EXERCISE AIM >> Write out every line of the records below with no changes at all.

──────────────────────────────

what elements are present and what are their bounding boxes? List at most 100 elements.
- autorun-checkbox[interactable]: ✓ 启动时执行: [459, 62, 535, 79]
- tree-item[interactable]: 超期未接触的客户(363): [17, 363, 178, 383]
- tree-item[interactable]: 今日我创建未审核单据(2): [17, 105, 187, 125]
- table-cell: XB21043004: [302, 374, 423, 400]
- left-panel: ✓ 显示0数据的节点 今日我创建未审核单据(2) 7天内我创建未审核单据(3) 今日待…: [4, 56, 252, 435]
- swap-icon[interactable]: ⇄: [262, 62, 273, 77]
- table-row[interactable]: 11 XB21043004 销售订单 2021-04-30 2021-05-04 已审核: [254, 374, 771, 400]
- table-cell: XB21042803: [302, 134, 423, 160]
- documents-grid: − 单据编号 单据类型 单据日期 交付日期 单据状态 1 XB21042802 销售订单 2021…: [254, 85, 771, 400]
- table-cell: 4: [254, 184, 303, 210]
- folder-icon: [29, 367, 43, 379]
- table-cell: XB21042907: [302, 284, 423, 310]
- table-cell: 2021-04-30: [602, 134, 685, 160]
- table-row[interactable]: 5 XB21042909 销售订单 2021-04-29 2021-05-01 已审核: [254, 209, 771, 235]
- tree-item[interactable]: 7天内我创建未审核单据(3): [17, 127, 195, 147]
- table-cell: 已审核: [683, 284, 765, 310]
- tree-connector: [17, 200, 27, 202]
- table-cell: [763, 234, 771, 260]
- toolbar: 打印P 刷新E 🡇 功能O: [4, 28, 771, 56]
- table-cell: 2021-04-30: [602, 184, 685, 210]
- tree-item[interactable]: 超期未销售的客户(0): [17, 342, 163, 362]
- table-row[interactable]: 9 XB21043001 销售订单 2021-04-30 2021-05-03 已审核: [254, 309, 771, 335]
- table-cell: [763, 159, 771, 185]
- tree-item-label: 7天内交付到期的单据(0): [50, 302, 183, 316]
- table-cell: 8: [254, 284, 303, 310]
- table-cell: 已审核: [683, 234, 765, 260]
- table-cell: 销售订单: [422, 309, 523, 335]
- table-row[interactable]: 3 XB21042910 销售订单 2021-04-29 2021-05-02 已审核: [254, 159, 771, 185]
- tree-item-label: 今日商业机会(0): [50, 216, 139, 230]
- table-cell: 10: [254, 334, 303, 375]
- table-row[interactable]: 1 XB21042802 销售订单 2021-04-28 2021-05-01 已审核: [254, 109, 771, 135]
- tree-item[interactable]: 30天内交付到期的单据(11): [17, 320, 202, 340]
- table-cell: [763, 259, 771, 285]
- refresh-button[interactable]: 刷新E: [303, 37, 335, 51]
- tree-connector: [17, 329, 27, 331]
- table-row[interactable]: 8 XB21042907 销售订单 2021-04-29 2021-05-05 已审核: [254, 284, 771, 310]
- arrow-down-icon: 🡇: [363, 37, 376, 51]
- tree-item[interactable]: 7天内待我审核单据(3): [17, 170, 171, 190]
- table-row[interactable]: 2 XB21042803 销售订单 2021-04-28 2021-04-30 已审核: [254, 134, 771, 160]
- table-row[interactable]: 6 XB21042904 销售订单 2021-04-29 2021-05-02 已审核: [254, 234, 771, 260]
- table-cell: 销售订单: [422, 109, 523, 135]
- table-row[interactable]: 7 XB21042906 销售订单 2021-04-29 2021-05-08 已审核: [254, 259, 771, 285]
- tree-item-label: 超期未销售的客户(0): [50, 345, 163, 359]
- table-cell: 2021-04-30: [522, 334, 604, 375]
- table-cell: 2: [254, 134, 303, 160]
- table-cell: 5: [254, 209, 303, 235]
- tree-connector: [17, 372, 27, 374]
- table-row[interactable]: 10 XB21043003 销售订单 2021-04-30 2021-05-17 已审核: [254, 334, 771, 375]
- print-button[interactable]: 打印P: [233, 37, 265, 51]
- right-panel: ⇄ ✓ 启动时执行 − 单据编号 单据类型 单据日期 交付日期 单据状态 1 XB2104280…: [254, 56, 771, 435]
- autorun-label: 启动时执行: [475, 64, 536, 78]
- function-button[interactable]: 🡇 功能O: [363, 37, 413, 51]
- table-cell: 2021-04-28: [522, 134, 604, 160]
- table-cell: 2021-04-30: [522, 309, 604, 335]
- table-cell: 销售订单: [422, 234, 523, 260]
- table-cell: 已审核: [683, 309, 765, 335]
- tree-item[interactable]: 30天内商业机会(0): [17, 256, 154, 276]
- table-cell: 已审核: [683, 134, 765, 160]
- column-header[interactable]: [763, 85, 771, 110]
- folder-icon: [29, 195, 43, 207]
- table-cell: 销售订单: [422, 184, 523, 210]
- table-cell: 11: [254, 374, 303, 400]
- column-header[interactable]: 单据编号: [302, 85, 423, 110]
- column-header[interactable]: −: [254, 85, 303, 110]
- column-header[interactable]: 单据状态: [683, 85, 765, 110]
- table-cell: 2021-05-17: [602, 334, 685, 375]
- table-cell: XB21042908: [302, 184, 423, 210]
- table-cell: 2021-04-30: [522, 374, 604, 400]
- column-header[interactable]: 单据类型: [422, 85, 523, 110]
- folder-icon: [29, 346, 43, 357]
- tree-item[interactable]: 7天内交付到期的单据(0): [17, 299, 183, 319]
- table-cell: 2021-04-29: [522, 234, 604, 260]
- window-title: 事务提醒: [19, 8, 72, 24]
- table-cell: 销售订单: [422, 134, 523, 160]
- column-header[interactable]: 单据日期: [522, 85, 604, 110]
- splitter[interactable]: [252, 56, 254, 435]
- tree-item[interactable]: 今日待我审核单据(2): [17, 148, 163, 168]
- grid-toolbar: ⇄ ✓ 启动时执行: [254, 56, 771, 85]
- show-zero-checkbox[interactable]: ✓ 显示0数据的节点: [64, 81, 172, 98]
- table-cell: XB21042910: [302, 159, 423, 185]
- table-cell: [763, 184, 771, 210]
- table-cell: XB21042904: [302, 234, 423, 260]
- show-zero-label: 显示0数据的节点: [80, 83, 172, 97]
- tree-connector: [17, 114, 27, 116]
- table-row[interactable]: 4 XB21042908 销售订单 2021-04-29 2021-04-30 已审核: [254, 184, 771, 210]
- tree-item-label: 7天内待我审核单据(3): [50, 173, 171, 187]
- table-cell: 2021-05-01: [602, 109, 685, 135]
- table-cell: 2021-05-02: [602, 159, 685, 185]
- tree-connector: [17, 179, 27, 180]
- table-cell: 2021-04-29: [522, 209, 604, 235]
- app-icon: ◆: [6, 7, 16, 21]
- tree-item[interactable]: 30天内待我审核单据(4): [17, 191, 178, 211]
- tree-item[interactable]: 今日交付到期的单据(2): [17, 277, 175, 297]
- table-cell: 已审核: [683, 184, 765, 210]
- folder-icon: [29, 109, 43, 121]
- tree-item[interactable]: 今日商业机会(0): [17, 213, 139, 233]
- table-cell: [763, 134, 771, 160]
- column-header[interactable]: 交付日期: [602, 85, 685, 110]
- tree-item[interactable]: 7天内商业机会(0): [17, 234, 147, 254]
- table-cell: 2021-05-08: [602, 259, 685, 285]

──────────────────────────────

SOLUTION FOR THIS EXERCISE >>
what elements are present and what are their bounding boxes? List at most 100 elements.
- autorun-checkbox[interactable]: ✓ 启动时执行: [459, 62, 535, 79]
- tree-item[interactable]: 超期未接触的客户(363): [17, 363, 178, 383]
- tree-item[interactable]: 今日我创建未审核单据(2): [17, 105, 187, 125]
- table-cell: XB21043004: [302, 374, 423, 400]
- left-panel: ✓ 显示0数据的节点 今日我创建未审核单据(2) 7天内我创建未审核单据(3) 今日待…: [4, 56, 252, 435]
- swap-icon[interactable]: ⇄: [262, 62, 273, 77]
- table-row[interactable]: 11 XB21043004 销售订单 2021-04-30 2021-05-04 已审核: [254, 374, 771, 400]
- table-cell: XB21042803: [302, 134, 423, 160]
- documents-grid: − 单据编号 单据类型 单据日期 交付日期 单据状态 1 XB21042802 销售订单 2021…: [254, 85, 771, 400]
- table-cell: 4: [254, 184, 303, 210]
- folder-icon: [29, 367, 43, 379]
- table-cell: XB21042907: [302, 284, 423, 310]
- table-cell: 2021-04-30: [602, 134, 685, 160]
- table-row[interactable]: 5 XB21042909 销售订单 2021-04-29 2021-05-01 已审核: [254, 209, 771, 235]
- tree-item[interactable]: 7天内我创建未审核单据(3): [17, 127, 195, 147]
- table-cell: 已审核: [683, 284, 765, 310]
- tree-connector: [17, 200, 27, 202]
- table-cell: [763, 234, 771, 260]
- toolbar: 打印P 刷新E 🡇 功能O: [4, 28, 771, 56]
- table-cell: 2021-04-30: [602, 184, 685, 210]
- tree-item[interactable]: 超期未销售的客户(0): [17, 342, 163, 362]
- table-row[interactable]: 9 XB21043001 销售订单 2021-04-30 2021-05-03 已审核: [254, 309, 771, 335]
- table-cell: [763, 159, 771, 185]
- tree-item-label: 7天内交付到期的单据(0): [50, 302, 183, 316]
- table-cell: 8: [254, 284, 303, 310]
- table-cell: 已审核: [683, 234, 765, 260]
- table-cell: 销售订单: [422, 309, 523, 335]
- table-row[interactable]: 3 XB21042910 销售订单 2021-04-29 2021-05-02 已审核: [254, 159, 771, 185]
- tree-item-label: 今日商业机会(0): [50, 216, 139, 230]
- table-cell: 10: [254, 334, 303, 375]
- table-row[interactable]: 1 XB21042802 销售订单 2021-04-28 2021-05-01 已审核: [254, 109, 771, 135]
- tree-item[interactable]: 30天内交付到期的单据(11): [17, 320, 202, 340]
- table-cell: [763, 259, 771, 285]
- refresh-button[interactable]: 刷新E: [303, 37, 335, 51]
- tree-connector: [17, 329, 27, 331]
- table-row[interactable]: 8 XB21042907 销售订单 2021-04-29 2021-05-05 已审核: [254, 284, 771, 310]
- arrow-down-icon: 🡇: [363, 37, 376, 51]
- tree-item[interactable]: 7天内待我审核单据(3): [17, 170, 171, 190]
- table-row[interactable]: 2 XB21042803 销售订单 2021-04-28 2021-04-30 已审核: [254, 134, 771, 160]
- table-row[interactable]: 6 XB21042904 销售订单 2021-04-29 2021-05-02 已审核: [254, 234, 771, 260]
- table-cell: 销售订单: [422, 109, 523, 135]
- table-row[interactable]: 7 XB21042906 销售订单 2021-04-29 2021-05-08 已审核: [254, 259, 771, 285]
- tree-item-label: 超期未销售的客户(0): [50, 345, 163, 359]
- table-cell: 2021-04-30: [522, 334, 604, 375]
- table-cell: 2: [254, 134, 303, 160]
- table-cell: 5: [254, 209, 303, 235]
- tree-connector: [17, 372, 27, 374]
- table-row[interactable]: 10 XB21043003 销售订单 2021-04-30 2021-05-17 已审核: [254, 334, 771, 375]
- print-button[interactable]: 打印P: [233, 37, 265, 51]
- right-panel: ⇄ ✓ 启动时执行 − 单据编号 单据类型 单据日期 交付日期 单据状态 1 XB2104280…: [254, 56, 771, 435]
- autorun-label: 启动时执行: [475, 64, 536, 78]
- function-button[interactable]: 🡇 功能O: [363, 37, 413, 51]
- table-cell: 2021-04-28: [522, 134, 604, 160]
- table-cell: 2021-04-30: [522, 309, 604, 335]
- table-cell: 销售订单: [422, 234, 523, 260]
- table-cell: 已审核: [683, 309, 765, 335]
- tree-item[interactable]: 30天内商业机会(0): [17, 256, 154, 276]
- table-cell: 已审核: [683, 134, 765, 160]
- column-header[interactable]: [763, 85, 771, 110]
- folder-icon: [29, 195, 43, 207]
- table-cell: 销售订单: [422, 184, 523, 210]
- table-cell: 11: [254, 374, 303, 400]
- column-header[interactable]: 单据编号: [302, 85, 423, 110]
- column-header[interactable]: −: [254, 85, 303, 110]
- column-header[interactable]: 单据状态: [683, 85, 765, 110]
- table-cell: 2021-05-17: [602, 334, 685, 375]
- table-cell: XB21042908: [302, 184, 423, 210]
- table-cell: 2021-04-30: [522, 374, 604, 400]
- column-header[interactable]: 单据类型: [422, 85, 523, 110]
- folder-icon: [29, 346, 43, 357]
- tree-item[interactable]: 7天内交付到期的单据(0): [17, 299, 183, 319]
- table-cell: 2021-04-29: [522, 234, 604, 260]
- window-title: 事务提醒: [19, 8, 72, 24]
- table-cell: 销售订单: [422, 134, 523, 160]
- column-header[interactable]: 单据日期: [522, 85, 604, 110]
- splitter[interactable]: [252, 56, 254, 435]
- tree-item[interactable]: 今日待我审核单据(2): [17, 148, 163, 168]
- grid-toolbar: ⇄ ✓ 启动时执行: [254, 56, 771, 85]
- show-zero-checkbox[interactable]: ✓ 显示0数据的节点: [64, 81, 172, 98]
- table-cell: XB21042910: [302, 159, 423, 185]
- table-cell: [763, 184, 771, 210]
- table-cell: XB21042904: [302, 234, 423, 260]
- show-zero-label: 显示0数据的节点: [80, 83, 172, 97]
- tree-connector: [17, 114, 27, 116]
- table-row[interactable]: 4 XB21042908 销售订单 2021-04-29 2021-04-30 已审核: [254, 184, 771, 210]
- tree-item-label: 7天内待我审核单据(3): [50, 173, 171, 187]
- table-cell: 2021-05-01: [602, 109, 685, 135]
- table-cell: 2021-05-02: [602, 159, 685, 185]
- tree-connector: [17, 179, 27, 180]
- table-cell: 2021-04-29: [522, 209, 604, 235]
- app-icon: ◆: [6, 7, 16, 21]
- tree-item[interactable]: 30天内待我审核单据(4): [17, 191, 178, 211]
- tree-item[interactable]: 今日交付到期的单据(2): [17, 277, 175, 297]
- table-cell: 已审核: [683, 184, 765, 210]
- folder-icon: [29, 109, 43, 121]
- tree-item[interactable]: 今日商业机会(0): [17, 213, 139, 233]
- table-cell: [763, 134, 771, 160]
- column-header[interactable]: 交付日期: [602, 85, 685, 110]
- tree-item[interactable]: 7天内商业机会(0): [17, 234, 147, 254]
- table-cell: 2021-05-08: [602, 259, 685, 285]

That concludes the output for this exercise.